(Recorded data)
## START

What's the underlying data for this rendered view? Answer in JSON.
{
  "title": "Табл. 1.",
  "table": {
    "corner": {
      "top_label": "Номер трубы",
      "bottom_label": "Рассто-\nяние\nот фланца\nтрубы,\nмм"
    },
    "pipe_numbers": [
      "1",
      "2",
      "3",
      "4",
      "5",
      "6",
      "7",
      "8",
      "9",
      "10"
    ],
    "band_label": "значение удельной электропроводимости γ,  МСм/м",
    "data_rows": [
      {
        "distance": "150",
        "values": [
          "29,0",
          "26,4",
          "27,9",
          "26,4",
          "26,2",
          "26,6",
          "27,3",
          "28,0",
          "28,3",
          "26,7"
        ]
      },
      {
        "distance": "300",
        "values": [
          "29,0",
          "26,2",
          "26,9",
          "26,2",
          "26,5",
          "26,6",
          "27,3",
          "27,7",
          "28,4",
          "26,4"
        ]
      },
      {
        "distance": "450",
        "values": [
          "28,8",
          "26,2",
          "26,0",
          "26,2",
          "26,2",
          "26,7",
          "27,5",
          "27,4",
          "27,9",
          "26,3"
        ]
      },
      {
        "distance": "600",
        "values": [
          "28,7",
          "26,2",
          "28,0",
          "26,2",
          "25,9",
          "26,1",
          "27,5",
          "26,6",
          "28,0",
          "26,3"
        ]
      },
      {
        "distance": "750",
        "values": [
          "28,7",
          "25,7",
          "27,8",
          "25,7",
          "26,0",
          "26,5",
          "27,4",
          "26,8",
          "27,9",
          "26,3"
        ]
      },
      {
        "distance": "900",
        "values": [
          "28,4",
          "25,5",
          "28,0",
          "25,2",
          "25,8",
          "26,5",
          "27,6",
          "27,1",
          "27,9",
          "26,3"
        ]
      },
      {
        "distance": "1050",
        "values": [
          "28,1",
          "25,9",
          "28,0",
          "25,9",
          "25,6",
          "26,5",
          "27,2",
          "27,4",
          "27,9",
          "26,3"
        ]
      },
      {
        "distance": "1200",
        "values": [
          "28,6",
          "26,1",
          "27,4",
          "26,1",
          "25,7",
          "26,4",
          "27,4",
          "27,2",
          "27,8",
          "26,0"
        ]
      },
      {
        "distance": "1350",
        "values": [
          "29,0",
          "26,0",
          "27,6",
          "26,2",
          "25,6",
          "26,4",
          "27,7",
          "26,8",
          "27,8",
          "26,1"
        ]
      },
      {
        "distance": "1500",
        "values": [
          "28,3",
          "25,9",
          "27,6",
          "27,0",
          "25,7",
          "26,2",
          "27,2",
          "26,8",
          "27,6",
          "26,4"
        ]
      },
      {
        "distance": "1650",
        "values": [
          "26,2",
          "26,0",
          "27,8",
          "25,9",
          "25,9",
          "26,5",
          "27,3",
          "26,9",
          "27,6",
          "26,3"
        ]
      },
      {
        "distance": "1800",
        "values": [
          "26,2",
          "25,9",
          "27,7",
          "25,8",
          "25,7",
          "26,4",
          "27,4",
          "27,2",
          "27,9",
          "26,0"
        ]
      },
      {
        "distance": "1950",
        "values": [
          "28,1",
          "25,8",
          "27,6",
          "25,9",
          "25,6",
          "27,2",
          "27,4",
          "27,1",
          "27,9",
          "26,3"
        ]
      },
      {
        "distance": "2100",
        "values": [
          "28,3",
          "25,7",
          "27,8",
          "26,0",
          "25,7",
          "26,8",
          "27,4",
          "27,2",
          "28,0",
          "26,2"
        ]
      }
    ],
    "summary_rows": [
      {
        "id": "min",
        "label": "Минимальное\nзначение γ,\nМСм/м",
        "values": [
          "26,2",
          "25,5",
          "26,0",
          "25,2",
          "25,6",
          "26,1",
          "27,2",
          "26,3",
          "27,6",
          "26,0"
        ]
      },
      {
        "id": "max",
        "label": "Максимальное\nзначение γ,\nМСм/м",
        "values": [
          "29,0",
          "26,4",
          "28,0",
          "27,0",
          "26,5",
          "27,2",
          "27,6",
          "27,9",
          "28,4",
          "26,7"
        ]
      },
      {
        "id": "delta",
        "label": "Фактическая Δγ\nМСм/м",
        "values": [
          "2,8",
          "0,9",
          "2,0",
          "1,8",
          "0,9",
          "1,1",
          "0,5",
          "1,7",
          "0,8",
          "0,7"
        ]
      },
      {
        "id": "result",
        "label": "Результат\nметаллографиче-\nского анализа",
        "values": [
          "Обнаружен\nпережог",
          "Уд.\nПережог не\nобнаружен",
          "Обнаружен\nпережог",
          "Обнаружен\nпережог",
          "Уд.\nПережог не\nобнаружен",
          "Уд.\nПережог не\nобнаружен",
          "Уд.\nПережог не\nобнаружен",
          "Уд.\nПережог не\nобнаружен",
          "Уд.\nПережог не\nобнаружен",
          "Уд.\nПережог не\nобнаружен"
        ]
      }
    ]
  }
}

## END

• Stated goal: From the material above, copy each line that includes the word "nМСм".

• Answer to this exercise:
        "label": "Минимальное\nзначение γ,\nМСм/м",
        "label": "Максимальное\nзначение γ,\nМСм/м",
        "label": "Фактическая Δγ\nМСм/м",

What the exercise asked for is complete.